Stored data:
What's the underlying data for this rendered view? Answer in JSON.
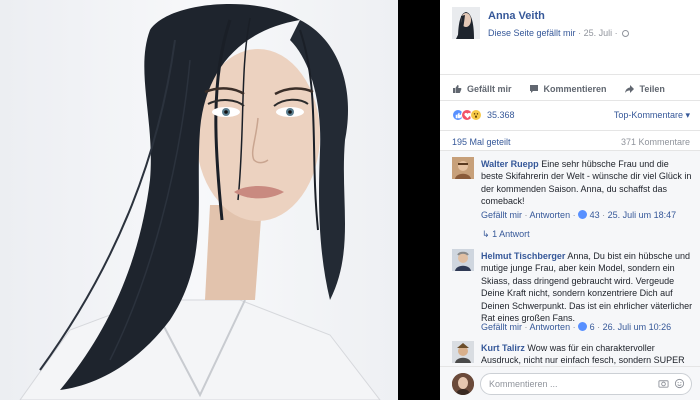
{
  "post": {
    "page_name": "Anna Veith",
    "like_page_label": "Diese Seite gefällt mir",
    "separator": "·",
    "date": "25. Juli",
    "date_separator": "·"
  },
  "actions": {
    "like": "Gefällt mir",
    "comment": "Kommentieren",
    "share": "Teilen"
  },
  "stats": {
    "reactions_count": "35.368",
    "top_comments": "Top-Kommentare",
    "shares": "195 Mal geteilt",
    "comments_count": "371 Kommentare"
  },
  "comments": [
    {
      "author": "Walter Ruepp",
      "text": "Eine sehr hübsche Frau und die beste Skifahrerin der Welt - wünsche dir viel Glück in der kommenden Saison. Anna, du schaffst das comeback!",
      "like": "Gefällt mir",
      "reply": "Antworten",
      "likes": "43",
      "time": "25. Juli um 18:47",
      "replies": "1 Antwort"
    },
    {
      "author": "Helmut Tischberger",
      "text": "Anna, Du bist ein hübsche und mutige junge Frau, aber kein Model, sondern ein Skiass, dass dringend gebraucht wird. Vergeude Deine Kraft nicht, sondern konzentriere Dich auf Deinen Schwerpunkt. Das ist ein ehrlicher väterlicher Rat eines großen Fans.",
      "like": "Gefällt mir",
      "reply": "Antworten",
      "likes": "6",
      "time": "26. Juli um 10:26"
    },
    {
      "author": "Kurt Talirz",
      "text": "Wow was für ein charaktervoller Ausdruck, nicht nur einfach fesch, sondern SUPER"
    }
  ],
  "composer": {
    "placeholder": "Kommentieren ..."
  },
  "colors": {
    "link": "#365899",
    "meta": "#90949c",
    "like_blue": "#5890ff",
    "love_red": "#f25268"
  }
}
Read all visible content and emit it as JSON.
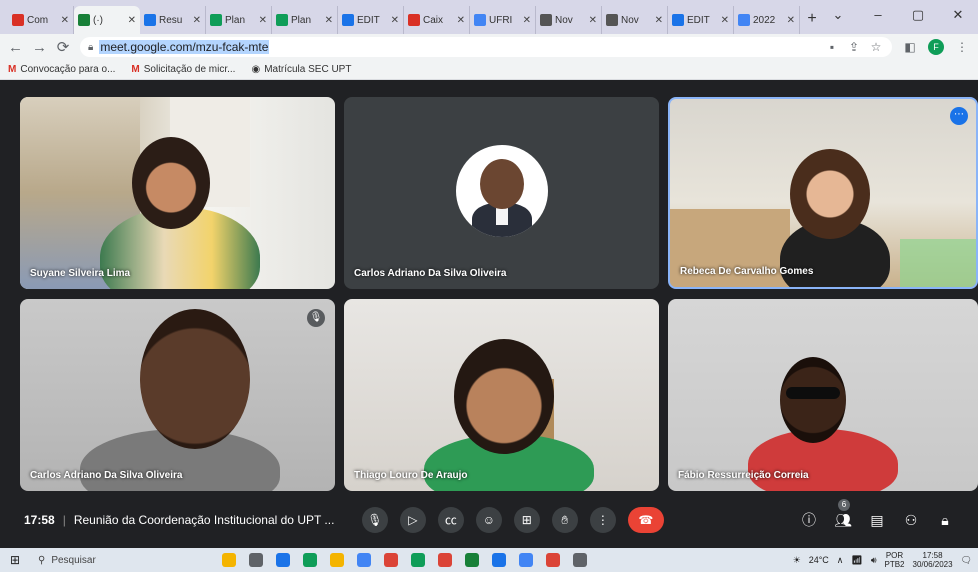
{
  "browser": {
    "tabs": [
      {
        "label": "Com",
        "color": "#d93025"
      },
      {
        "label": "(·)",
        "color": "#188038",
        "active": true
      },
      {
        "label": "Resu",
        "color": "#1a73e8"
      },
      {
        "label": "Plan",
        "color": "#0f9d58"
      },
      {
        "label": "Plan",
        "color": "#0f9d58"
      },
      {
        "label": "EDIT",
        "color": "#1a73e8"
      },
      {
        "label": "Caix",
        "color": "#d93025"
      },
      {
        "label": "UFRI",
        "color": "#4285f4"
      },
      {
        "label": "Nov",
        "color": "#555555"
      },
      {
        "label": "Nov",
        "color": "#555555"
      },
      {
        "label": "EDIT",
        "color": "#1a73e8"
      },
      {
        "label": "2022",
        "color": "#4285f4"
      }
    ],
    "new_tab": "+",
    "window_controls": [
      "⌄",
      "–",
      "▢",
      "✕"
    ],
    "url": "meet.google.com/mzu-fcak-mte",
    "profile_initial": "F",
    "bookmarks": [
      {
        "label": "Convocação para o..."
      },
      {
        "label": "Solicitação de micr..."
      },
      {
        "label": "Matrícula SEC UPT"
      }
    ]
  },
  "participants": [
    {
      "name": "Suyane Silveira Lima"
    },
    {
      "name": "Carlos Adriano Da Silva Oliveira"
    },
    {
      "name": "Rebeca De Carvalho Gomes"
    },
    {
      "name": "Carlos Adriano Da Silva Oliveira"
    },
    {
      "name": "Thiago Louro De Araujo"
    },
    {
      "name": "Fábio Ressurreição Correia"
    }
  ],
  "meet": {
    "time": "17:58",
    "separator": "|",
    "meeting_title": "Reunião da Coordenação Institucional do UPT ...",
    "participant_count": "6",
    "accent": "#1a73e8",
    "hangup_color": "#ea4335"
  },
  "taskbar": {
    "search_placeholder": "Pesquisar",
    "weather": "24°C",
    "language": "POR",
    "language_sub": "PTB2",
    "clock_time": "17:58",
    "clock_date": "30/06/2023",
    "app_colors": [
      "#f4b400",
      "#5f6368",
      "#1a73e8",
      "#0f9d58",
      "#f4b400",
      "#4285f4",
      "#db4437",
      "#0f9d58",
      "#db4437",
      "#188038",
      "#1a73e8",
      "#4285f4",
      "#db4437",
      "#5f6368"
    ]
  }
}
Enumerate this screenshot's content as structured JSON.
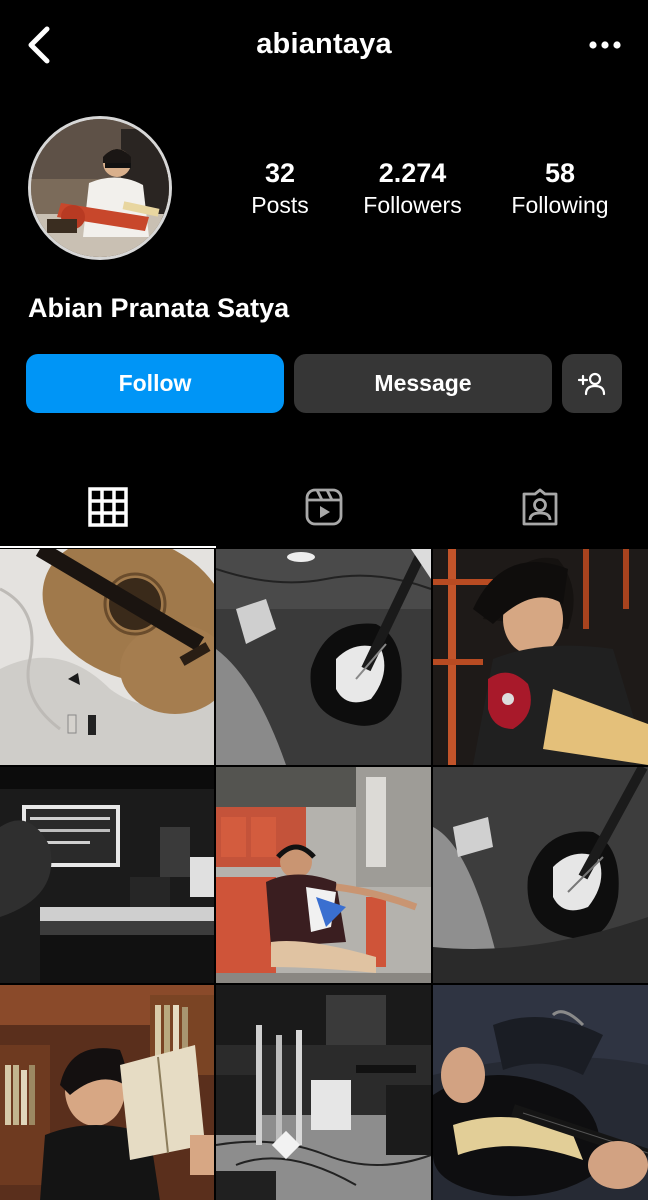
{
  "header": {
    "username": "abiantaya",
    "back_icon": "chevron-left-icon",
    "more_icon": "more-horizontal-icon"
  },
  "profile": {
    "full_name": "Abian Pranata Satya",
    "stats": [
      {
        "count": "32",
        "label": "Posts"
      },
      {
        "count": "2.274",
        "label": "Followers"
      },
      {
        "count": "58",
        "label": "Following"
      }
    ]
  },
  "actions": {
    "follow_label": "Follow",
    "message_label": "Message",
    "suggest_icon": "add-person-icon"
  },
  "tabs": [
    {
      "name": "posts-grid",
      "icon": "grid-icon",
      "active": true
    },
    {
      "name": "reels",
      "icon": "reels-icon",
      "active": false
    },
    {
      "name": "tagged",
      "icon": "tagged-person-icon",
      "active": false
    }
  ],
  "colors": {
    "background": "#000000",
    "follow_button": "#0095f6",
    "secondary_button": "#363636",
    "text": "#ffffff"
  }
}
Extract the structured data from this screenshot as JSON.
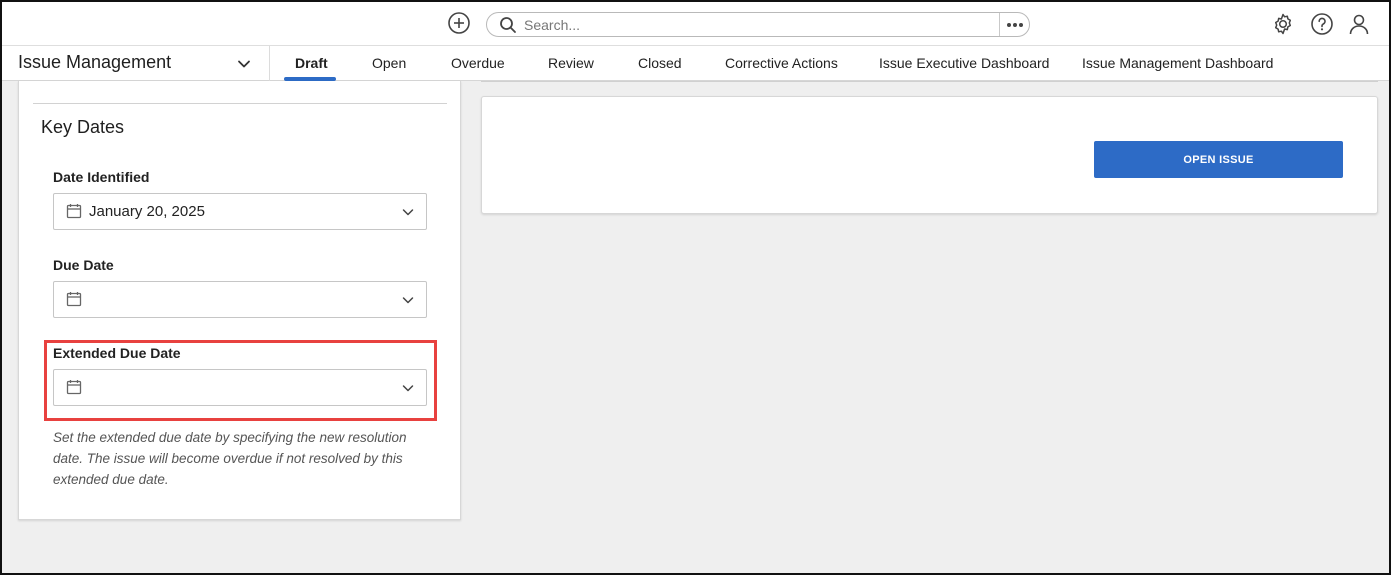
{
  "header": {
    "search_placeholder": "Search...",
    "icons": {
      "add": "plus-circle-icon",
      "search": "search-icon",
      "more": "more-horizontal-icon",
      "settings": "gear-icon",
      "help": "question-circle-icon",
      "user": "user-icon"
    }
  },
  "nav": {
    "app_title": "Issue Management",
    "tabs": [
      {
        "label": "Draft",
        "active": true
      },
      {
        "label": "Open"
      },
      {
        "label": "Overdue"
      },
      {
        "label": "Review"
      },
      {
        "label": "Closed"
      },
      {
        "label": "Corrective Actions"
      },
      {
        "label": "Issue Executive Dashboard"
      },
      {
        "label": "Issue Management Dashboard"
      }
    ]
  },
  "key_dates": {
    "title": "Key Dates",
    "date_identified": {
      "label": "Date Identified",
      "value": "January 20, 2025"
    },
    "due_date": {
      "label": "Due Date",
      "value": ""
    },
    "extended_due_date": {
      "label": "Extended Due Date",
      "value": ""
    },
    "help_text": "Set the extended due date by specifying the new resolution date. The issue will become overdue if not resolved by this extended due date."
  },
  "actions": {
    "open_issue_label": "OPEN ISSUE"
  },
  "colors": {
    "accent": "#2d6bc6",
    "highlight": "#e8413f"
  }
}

# [CHALLENGE]
Copy every line of the data exactly as written, excluding the pictures.

# [FINAL ANSWER]
What's the underlying data for this rendered view? Answer in JSON.
{
  "post": {
    "page_name": "Anna Veith",
    "like_page_label": "Diese Seite gefällt mir",
    "separator": "·",
    "date": "25. Juli",
    "date_separator": "·"
  },
  "actions": {
    "like": "Gefällt mir",
    "comment": "Kommentieren",
    "share": "Teilen"
  },
  "stats": {
    "reactions_count": "35.368",
    "top_comments": "Top-Kommentare",
    "shares": "195 Mal geteilt",
    "comments_count": "371 Kommentare"
  },
  "comments": [
    {
      "author": "Walter Ruepp",
      "text": "Eine sehr hübsche Frau und die beste Skifahrerin der Welt - wünsche dir viel Glück in der kommenden Saison. Anna, du schaffst das comeback!",
      "like": "Gefällt mir",
      "reply": "Antworten",
      "likes": "43",
      "time": "25. Juli um 18:47",
      "replies": "1 Antwort"
    },
    {
      "author": "Helmut Tischberger",
      "text": "Anna, Du bist ein hübsche und mutige junge Frau, aber kein Model, sondern ein Skiass, dass dringend gebraucht wird. Vergeude Deine Kraft nicht, sondern konzentriere Dich auf Deinen Schwerpunkt. Das ist ein ehrlicher väterlicher Rat eines großen Fans.",
      "like": "Gefällt mir",
      "reply": "Antworten",
      "likes": "6",
      "time": "26. Juli um 10:26"
    },
    {
      "author": "Kurt Talirz",
      "text": "Wow was für ein charaktervoller Ausdruck, nicht nur einfach fesch, sondern SUPER"
    }
  ],
  "composer": {
    "placeholder": "Kommentieren ..."
  },
  "colors": {
    "link": "#365899",
    "meta": "#90949c",
    "like_blue": "#5890ff",
    "love_red": "#f25268"
  }
}
Read all visible content and emit it as JSON.
{
  "browser": {
    "tabs": [
      {
        "label": "Com",
        "color": "#d93025"
      },
      {
        "label": "(·)",
        "color": "#188038",
        "active": true
      },
      {
        "label": "Resu",
        "color": "#1a73e8"
      },
      {
        "label": "Plan",
        "color": "#0f9d58"
      },
      {
        "label": "Plan",
        "color": "#0f9d58"
      },
      {
        "label": "EDIT",
        "color": "#1a73e8"
      },
      {
        "label": "Caix",
        "color": "#d93025"
      },
      {
        "label": "UFRI",
        "color": "#4285f4"
      },
      {
        "label": "Nov",
        "color": "#555555"
      },
      {
        "label": "Nov",
        "color": "#555555"
      },
      {
        "label": "EDIT",
        "color": "#1a73e8"
      },
      {
        "label": "2022",
        "color": "#4285f4"
      }
    ],
    "new_tab": "+",
    "window_controls": [
      "⌄",
      "–",
      "▢",
      "✕"
    ],
    "url": "meet.google.com/mzu-fcak-mte",
    "profile_initial": "F",
    "bookmarks": [
      {
        "label": "Convocação para o..."
      },
      {
        "label": "Solicitação de micr..."
      },
      {
        "label": "Matrícula SEC UPT"
      }
    ]
  },
  "participants": [
    {
      "name": "Suyane Silveira Lima"
    },
    {
      "name": "Carlos Adriano Da Silva Oliveira"
    },
    {
      "name": "Rebeca De Carvalho Gomes"
    },
    {
      "name": "Carlos Adriano Da Silva Oliveira"
    },
    {
      "name": "Thiago Louro De Araujo"
    },
    {
      "name": "Fábio Ressurreição Correia"
    }
  ],
  "meet": {
    "time": "17:58",
    "separator": "|",
    "meeting_title": "Reunião da Coordenação Institucional do UPT ...",
    "participant_count": "6",
    "accent": "#1a73e8",
    "hangup_color": "#ea4335"
  },
  "taskbar": {
    "search_placeholder": "Pesquisar",
    "weather": "24°C",
    "language": "POR",
    "language_sub": "PTB2",
    "clock_time": "17:58",
    "clock_date": "30/06/2023",
    "app_colors": [
      "#f4b400",
      "#5f6368",
      "#1a73e8",
      "#0f9d58",
      "#f4b400",
      "#4285f4",
      "#db4437",
      "#0f9d58",
      "#db4437",
      "#188038",
      "#1a73e8",
      "#4285f4",
      "#db4437",
      "#5f6368"
    ]
  }
}
Enumerate this screenshot's content as structured JSON.
{
  "header": {
    "username": "abiantaya",
    "back_icon": "chevron-left-icon",
    "more_icon": "more-horizontal-icon"
  },
  "profile": {
    "full_name": "Abian Pranata Satya",
    "stats": [
      {
        "count": "32",
        "label": "Posts"
      },
      {
        "count": "2.274",
        "label": "Followers"
      },
      {
        "count": "58",
        "label": "Following"
      }
    ]
  },
  "actions": {
    "follow_label": "Follow",
    "message_label": "Message",
    "suggest_icon": "add-person-icon"
  },
  "tabs": [
    {
      "name": "posts-grid",
      "icon": "grid-icon",
      "active": true
    },
    {
      "name": "reels",
      "icon": "reels-icon",
      "active": false
    },
    {
      "name": "tagged",
      "icon": "tagged-person-icon",
      "active": false
    }
  ],
  "colors": {
    "background": "#000000",
    "follow_button": "#0095f6",
    "secondary_button": "#363636",
    "text": "#ffffff"
  }
}
Extract the structured data from this screenshot as JSON.
{
  "header": {
    "search_placeholder": "Search...",
    "icons": {
      "add": "plus-circle-icon",
      "search": "search-icon",
      "more": "more-horizontal-icon",
      "settings": "gear-icon",
      "help": "question-circle-icon",
      "user": "user-icon"
    }
  },
  "nav": {
    "app_title": "Issue Management",
    "tabs": [
      {
        "label": "Draft",
        "active": true
      },
      {
        "label": "Open"
      },
      {
        "label": "Overdue"
      },
      {
        "label": "Review"
      },
      {
        "label": "Closed"
      },
      {
        "label": "Corrective Actions"
      },
      {
        "label": "Issue Executive Dashboard"
      },
      {
        "label": "Issue Management Dashboard"
      }
    ]
  },
  "key_dates": {
    "title": "Key Dates",
    "date_identified": {
      "label": "Date Identified",
      "value": "January 20, 2025"
    },
    "due_date": {
      "label": "Due Date",
      "value": ""
    },
    "extended_due_date": {
      "label": "Extended Due Date",
      "value": ""
    },
    "help_text": "Set the extended due date by specifying the new resolution date. The issue will become overdue if not resolved by this extended due date."
  },
  "actions": {
    "open_issue_label": "OPEN ISSUE"
  },
  "colors": {
    "accent": "#2d6bc6",
    "highlight": "#e8413f"
  }
}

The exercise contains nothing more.